• _THE REQUEST_
Quote every entry word for word.

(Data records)
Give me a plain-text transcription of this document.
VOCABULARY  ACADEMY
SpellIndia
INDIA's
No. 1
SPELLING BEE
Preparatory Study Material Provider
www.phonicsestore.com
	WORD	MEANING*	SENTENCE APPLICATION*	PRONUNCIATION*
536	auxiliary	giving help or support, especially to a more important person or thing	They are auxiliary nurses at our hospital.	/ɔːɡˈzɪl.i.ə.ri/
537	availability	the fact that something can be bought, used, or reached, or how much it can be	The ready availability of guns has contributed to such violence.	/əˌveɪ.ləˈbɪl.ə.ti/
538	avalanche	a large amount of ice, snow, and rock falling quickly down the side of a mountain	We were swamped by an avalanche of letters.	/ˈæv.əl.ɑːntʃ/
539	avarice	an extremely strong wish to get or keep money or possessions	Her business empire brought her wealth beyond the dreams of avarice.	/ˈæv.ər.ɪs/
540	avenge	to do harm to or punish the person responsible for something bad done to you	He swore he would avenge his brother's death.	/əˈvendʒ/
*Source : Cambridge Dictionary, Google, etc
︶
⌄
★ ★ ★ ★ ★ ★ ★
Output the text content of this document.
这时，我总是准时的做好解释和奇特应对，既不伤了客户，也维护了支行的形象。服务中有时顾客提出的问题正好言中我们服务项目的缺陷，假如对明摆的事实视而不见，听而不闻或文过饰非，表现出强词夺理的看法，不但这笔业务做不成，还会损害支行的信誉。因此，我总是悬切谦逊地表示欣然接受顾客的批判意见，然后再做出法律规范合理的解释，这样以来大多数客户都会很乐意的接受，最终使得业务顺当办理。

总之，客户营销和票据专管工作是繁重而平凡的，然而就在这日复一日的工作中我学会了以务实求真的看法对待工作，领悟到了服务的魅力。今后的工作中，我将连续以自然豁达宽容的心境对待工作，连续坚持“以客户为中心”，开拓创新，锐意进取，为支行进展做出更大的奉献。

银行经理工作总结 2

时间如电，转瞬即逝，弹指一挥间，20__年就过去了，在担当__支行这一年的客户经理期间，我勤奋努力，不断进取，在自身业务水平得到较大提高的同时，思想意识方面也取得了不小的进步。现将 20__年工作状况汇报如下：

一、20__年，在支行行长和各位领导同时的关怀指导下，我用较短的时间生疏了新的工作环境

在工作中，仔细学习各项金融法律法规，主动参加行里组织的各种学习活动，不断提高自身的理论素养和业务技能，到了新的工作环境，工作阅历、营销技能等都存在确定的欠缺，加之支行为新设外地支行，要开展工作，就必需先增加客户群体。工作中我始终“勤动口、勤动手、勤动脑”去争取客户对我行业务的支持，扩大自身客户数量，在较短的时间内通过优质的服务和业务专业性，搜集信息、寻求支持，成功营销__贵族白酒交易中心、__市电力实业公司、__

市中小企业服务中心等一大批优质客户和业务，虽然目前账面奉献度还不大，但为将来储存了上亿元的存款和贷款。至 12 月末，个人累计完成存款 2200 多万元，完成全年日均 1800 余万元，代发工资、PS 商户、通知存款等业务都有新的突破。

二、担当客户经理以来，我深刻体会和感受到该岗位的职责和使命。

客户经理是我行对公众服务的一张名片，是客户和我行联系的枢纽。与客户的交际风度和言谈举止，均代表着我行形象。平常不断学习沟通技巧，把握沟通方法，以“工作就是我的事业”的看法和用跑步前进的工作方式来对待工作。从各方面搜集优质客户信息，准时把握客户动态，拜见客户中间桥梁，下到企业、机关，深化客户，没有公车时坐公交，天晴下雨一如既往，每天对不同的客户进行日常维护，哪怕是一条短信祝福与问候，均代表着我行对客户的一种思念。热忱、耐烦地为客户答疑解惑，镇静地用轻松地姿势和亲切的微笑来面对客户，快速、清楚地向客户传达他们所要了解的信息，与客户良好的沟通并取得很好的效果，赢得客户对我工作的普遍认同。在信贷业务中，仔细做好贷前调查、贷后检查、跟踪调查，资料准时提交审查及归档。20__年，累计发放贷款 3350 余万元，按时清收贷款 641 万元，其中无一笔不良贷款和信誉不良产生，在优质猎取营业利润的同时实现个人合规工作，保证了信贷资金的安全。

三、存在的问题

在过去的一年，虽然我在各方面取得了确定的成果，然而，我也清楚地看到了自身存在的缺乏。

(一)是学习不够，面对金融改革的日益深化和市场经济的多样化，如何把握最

• _FINAL RESULT_
Give me a plain-text transcription of this document.
VOCABULARY  ACADEMY
SpellIndia
INDIA's
No. 1
SPELLING BEE
Preparatory Study Material Provider
www.phonicsestore.com
	WORD	MEANING*	SENTENCE APPLICATION*	PRONUNCIATION*
536	auxiliary	giving help or support, especially to a more important person or thing	They are auxiliary nurses at our hospital.	/ɔːɡˈzɪl.i.ə.ri/
537	availability	the fact that something can be bought, used, or reached, or how much it can be	The ready availability of guns has contributed to such violence.	/əˌveɪ.ləˈbɪl.ə.ti/
538	avalanche	a large amount of ice, snow, and rock falling quickly down the side of a mountain	We were swamped by an avalanche of letters.	/ˈæv.əl.ɑːntʃ/
539	avarice	an extremely strong wish to get or keep money or possessions	Her business empire brought her wealth beyond the dreams of avarice.	/ˈæv.ər.ɪs/
540	avenge	to do harm to or punish the person responsible for something bad done to you	He swore he would avenge his brother's death.	/əˈvendʒ/
*Source : Cambridge Dictionary, Google, etc
︶
⌄
★ ★ ★ ★ ★ ★ ★
Output the text content of this document.
这时，我总是准时的做好解释和奇特应对，既不伤了客户，也维护了支行的形象。服务中有时顾客提出的问题正好言中我们服务项目的缺陷，假如对明摆的事实视而不见，听而不闻或文过饰非，表现出强词夺理的看法，不但这笔业务做不成，还会损害支行的信誉。因此，我总是悬切谦逊地表示欣然接受顾客的批判意见，然后再做出法律规范合理的解释，这样以来大多数客户都会很乐意的接受，最终使得业务顺当办理。

总之，客户营销和票据专管工作是繁重而平凡的，然而就在这日复一日的工作中我学会了以务实求真的看法对待工作，领悟到了服务的魅力。今后的工作中，我将连续以自然豁达宽容的心境对待工作，连续坚持“以客户为中心”，开拓创新，锐意进取，为支行进展做出更大的奉献。

银行经理工作总结 2

时间如电，转瞬即逝，弹指一挥间，20__年就过去了，在担当__支行这一年的客户经理期间，我勤奋努力，不断进取，在自身业务水平得到较大提高的同时，思想意识方面也取得了不小的进步。现将 20__年工作状况汇报如下：

一、20__年，在支行行长和各位领导同时的关怀指导下，我用较短的时间生疏了新的工作环境

在工作中，仔细学习各项金融法律法规，主动参加行里组织的各种学习活动，不断提高自身的理论素养和业务技能，到了新的工作环境，工作阅历、营销技能等都存在确定的欠缺，加之支行为新设外地支行，要开展工作，就必需先增加客户群体。工作中我始终“勤动口、勤动手、勤动脑”去争取客户对我行业务的支持，扩大自身客户数量，在较短的时间内通过优质的服务和业务专业性，搜集信息、寻求支持，成功营销__贵族白酒交易中心、__市电力实业公司、__

市中小企业服务中心等一大批优质客户和业务，虽然目前账面奉献度还不大，但为将来储存了上亿元的存款和贷款。至 12 月末，个人累计完成存款 2200 多万元，完成全年日均 1800 余万元，代发工资、PS 商户、通知存款等业务都有新的突破。

二、担当客户经理以来，我深刻体会和感受到该岗位的职责和使命。

客户经理是我行对公众服务的一张名片，是客户和我行联系的枢纽。与客户的交际风度和言谈举止，均代表着我行形象。平常不断学习沟通技巧，把握沟通方法，以“工作就是我的事业”的看法和用跑步前进的工作方式来对待工作。从各方面搜集优质客户信息，准时把握客户动态，拜见客户中间桥梁，下到企业、机关，深化客户，没有公车时坐公交，天晴下雨一如既往，每天对不同的客户进行日常维护，哪怕是一条短信祝福与问候，均代表着我行对客户的一种思念。热忱、耐烦地为客户答疑解惑，镇静地用轻松地姿势和亲切的微笑来面对客户，快速、清楚地向客户传达他们所要了解的信息，与客户良好的沟通并取得很好的效果，赢得客户对我工作的普遍认同。在信贷业务中，仔细做好贷前调查、贷后检查、跟踪调查，资料准时提交审查及归档。20__年，累计发放贷款 3350 余万元，按时清收贷款 641 万元，其中无一笔不良贷款和信誉不良产生，在优质猎取营业利润的同时实现个人合规工作，保证了信贷资金的安全。

三、存在的问题

在过去的一年，虽然我在各方面取得了确定的成果，然而，我也清楚地看到了自身存在的缺乏。

(一)是学习不够，面对金融改革的日益深化和市场经济的多样化，如何把握最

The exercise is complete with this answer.